Problem details.
Print the data again, exactly.

Page and application data records
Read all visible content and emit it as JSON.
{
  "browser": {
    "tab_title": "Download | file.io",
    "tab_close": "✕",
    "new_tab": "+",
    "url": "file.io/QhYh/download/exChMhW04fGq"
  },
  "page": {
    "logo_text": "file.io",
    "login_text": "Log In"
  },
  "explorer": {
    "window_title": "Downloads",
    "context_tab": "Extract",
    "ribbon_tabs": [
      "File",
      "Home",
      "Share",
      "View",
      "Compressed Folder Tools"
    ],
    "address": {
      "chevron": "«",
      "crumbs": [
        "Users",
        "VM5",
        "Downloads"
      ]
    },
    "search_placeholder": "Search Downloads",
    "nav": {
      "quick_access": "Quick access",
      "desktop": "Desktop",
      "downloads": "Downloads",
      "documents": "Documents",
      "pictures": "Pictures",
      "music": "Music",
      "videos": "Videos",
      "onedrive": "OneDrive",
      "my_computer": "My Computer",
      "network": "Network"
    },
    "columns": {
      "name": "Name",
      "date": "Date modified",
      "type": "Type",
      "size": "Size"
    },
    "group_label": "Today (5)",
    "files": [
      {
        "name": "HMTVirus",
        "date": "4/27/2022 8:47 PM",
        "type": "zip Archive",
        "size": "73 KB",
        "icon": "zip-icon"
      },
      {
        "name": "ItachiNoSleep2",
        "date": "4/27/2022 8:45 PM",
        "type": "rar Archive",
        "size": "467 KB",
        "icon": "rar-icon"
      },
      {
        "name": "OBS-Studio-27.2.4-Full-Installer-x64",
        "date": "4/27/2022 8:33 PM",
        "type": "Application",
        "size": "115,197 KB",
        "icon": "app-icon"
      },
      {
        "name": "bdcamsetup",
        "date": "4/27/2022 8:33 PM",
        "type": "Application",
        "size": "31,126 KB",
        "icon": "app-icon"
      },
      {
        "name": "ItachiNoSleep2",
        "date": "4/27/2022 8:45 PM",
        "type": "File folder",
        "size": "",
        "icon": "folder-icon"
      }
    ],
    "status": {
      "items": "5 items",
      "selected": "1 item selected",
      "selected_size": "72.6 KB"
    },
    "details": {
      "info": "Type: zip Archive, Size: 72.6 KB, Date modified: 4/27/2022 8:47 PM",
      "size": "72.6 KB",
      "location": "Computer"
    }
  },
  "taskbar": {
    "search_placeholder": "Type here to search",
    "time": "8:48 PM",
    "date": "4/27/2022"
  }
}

Completed task.
Read all visible content and emit it as JSON.
{
  "browser": {
    "tab_title": "Download | file.io",
    "tab_close": "✕",
    "new_tab": "+",
    "url": "file.io/QhYh/download/exChMhW04fGq"
  },
  "page": {
    "logo_text": "file.io",
    "login_text": "Log In"
  },
  "explorer": {
    "window_title": "Downloads",
    "context_tab": "Extract",
    "ribbon_tabs": [
      "File",
      "Home",
      "Share",
      "View",
      "Compressed Folder Tools"
    ],
    "address": {
      "chevron": "«",
      "crumbs": [
        "Users",
        "VM5",
        "Downloads"
      ]
    },
    "search_placeholder": "Search Downloads",
    "nav": {
      "quick_access": "Quick access",
      "desktop": "Desktop",
      "downloads": "Downloads",
      "documents": "Documents",
      "pictures": "Pictures",
      "music": "Music",
      "videos": "Videos",
      "onedrive": "OneDrive",
      "my_computer": "My Computer",
      "network": "Network"
    },
    "columns": {
      "name": "Name",
      "date": "Date modified",
      "type": "Type",
      "size": "Size"
    },
    "group_label": "Today (5)",
    "files": [
      {
        "name": "HMTVirus",
        "date": "4/27/2022 8:47 PM",
        "type": "zip Archive",
        "size": "73 KB",
        "icon": "zip-icon"
      },
      {
        "name": "ItachiNoSleep2",
        "date": "4/27/2022 8:45 PM",
        "type": "rar Archive",
        "size": "467 KB",
        "icon": "rar-icon"
      },
      {
        "name": "OBS-Studio-27.2.4-Full-Installer-x64",
        "date": "4/27/2022 8:33 PM",
        "type": "Application",
        "size": "115,197 KB",
        "icon": "app-icon"
      },
      {
        "name": "bdcamsetup",
        "date": "4/27/2022 8:33 PM",
        "type": "Application",
        "size": "31,126 KB",
        "icon": "app-icon"
      },
      {
        "name": "ItachiNoSleep2",
        "date": "4/27/2022 8:45 PM",
        "type": "File folder",
        "size": "",
        "icon": "folder-icon"
      }
    ],
    "status": {
      "items": "5 items",
      "selected": "1 item selected",
      "selected_size": "72.6 KB"
    },
    "details": {
      "info": "Type: zip Archive, Size: 72.6 KB, Date modified: 4/27/2022 8:47 PM",
      "size": "72.6 KB",
      "location": "Computer"
    }
  },
  "taskbar": {
    "search_placeholder": "Type here to search",
    "time": "8:48 PM",
    "date": "4/27/2022"
  }
}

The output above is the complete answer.